--- LISTED RECORDS ---
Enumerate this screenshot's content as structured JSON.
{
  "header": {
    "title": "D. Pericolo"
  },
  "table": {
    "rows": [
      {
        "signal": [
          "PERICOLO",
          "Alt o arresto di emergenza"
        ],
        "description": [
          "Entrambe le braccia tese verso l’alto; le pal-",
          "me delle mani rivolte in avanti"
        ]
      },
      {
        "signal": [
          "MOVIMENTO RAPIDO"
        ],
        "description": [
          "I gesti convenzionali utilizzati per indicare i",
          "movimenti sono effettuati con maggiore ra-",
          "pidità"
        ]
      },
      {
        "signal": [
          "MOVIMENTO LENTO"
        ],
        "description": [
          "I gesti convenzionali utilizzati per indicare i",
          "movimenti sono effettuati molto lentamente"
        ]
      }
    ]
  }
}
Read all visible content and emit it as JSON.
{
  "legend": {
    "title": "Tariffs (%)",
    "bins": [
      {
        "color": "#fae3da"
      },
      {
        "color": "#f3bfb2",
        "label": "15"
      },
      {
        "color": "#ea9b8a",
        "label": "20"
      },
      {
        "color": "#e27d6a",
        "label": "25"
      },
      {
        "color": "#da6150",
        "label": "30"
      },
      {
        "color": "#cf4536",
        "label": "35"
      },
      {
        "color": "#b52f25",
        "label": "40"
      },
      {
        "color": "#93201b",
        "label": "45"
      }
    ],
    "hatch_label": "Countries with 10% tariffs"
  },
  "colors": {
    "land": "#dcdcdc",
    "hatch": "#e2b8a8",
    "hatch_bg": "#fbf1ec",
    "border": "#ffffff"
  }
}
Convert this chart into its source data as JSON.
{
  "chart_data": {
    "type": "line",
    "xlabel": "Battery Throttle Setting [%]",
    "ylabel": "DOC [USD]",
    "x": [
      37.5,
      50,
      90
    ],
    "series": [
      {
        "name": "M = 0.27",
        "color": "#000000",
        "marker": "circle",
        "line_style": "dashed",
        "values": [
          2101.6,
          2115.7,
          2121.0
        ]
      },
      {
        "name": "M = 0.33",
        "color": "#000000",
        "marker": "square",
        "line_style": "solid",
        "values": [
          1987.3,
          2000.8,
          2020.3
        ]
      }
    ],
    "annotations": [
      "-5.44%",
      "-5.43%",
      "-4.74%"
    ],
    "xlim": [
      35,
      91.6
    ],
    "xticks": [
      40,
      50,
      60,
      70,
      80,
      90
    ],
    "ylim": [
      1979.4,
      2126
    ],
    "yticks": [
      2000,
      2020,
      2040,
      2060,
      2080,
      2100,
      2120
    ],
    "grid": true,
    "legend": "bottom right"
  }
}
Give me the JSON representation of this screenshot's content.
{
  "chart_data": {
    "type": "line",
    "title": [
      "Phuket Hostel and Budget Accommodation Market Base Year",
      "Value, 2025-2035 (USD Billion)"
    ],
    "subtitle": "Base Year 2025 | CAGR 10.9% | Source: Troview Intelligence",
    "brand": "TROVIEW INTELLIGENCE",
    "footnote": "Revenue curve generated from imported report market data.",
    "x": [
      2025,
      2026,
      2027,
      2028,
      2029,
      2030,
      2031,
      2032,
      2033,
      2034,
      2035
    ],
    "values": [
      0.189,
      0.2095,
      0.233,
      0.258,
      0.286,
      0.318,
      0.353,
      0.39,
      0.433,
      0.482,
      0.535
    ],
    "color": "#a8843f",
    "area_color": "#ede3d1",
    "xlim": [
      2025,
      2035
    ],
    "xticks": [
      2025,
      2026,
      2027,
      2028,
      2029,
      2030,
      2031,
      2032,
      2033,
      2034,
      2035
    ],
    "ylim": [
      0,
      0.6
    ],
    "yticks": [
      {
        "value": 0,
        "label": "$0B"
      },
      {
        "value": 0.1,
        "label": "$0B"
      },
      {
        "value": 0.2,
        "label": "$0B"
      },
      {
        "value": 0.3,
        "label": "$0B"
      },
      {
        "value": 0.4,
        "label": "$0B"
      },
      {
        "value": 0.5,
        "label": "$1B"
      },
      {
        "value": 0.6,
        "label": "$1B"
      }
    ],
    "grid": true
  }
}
---
Would you write down every record again, exactly?

Enumerate this screenshot's content as structured JSON.
{
  "header": {
    "title": "D. Pericolo"
  },
  "table": {
    "rows": [
      {
        "signal": [
          "PERICOLO",
          "Alt o arresto di emergenza"
        ],
        "description": [
          "Entrambe le braccia tese verso l’alto; le pal-",
          "me delle mani rivolte in avanti"
        ]
      },
      {
        "signal": [
          "MOVIMENTO RAPIDO"
        ],
        "description": [
          "I gesti convenzionali utilizzati per indicare i",
          "movimenti sono effettuati con maggiore ra-",
          "pidità"
        ]
      },
      {
        "signal": [
          "MOVIMENTO LENTO"
        ],
        "description": [
          "I gesti convenzionali utilizzati per indicare i",
          "movimenti sono effettuati molto lentamente"
        ]
      }
    ]
  }
}
Read all visible content and emit it as JSON.
{
  "legend": {
    "title": "Tariffs (%)",
    "bins": [
      {
        "color": "#fae3da"
      },
      {
        "color": "#f3bfb2",
        "label": "15"
      },
      {
        "color": "#ea9b8a",
        "label": "20"
      },
      {
        "color": "#e27d6a",
        "label": "25"
      },
      {
        "color": "#da6150",
        "label": "30"
      },
      {
        "color": "#cf4536",
        "label": "35"
      },
      {
        "color": "#b52f25",
        "label": "40"
      },
      {
        "color": "#93201b",
        "label": "45"
      }
    ],
    "hatch_label": "Countries with 10% tariffs"
  },
  "colors": {
    "land": "#dcdcdc",
    "hatch": "#e2b8a8",
    "hatch_bg": "#fbf1ec",
    "border": "#ffffff"
  }
}
Convert this chart into its source data as JSON.
{
  "chart_data": {
    "type": "line",
    "xlabel": "Battery Throttle Setting [%]",
    "ylabel": "DOC [USD]",
    "x": [
      37.5,
      50,
      90
    ],
    "series": [
      {
        "name": "M = 0.27",
        "color": "#000000",
        "marker": "circle",
        "line_style": "dashed",
        "values": [
          2101.6,
          2115.7,
          2121.0
        ]
      },
      {
        "name": "M = 0.33",
        "color": "#000000",
        "marker": "square",
        "line_style": "solid",
        "values": [
          1987.3,
          2000.8,
          2020.3
        ]
      }
    ],
    "annotations": [
      "-5.44%",
      "-5.43%",
      "-4.74%"
    ],
    "xlim": [
      35,
      91.6
    ],
    "xticks": [
      40,
      50,
      60,
      70,
      80,
      90
    ],
    "ylim": [
      1979.4,
      2126
    ],
    "yticks": [
      2000,
      2020,
      2040,
      2060,
      2080,
      2100,
      2120
    ],
    "grid": true,
    "legend": "bottom right"
  }
}
Give me the JSON representation of this screenshot's content.
{
  "chart_data": {
    "type": "line",
    "title": [
      "Phuket Hostel and Budget Accommodation Market Base Year",
      "Value, 2025-2035 (USD Billion)"
    ],
    "subtitle": "Base Year 2025 | CAGR 10.9% | Source: Troview Intelligence",
    "brand": "TROVIEW INTELLIGENCE",
    "footnote": "Revenue curve generated from imported report market data.",
    "x": [
      2025,
      2026,
      2027,
      2028,
      2029,
      2030,
      2031,
      2032,
      2033,
      2034,
      2035
    ],
    "values": [
      0.189,
      0.2095,
      0.233,
      0.258,
      0.286,
      0.318,
      0.353,
      0.39,
      0.433,
      0.482,
      0.535
    ],
    "color": "#a8843f",
    "area_color": "#ede3d1",
    "xlim": [
      2025,
      2035
    ],
    "xticks": [
      2025,
      2026,
      2027,
      2028,
      2029,
      2030,
      2031,
      2032,
      2033,
      2034,
      2035
    ],
    "ylim": [
      0,
      0.6
    ],
    "yticks": [
      {
        "value": 0,
        "label": "$0B"
      },
      {
        "value": 0.1,
        "label": "$0B"
      },
      {
        "value": 0.2,
        "label": "$0B"
      },
      {
        "value": 0.3,
        "label": "$0B"
      },
      {
        "value": 0.4,
        "label": "$0B"
      },
      {
        "value": 0.5,
        "label": "$1B"
      },
      {
        "value": 0.6,
        "label": "$1B"
      }
    ],
    "grid": true
  }
}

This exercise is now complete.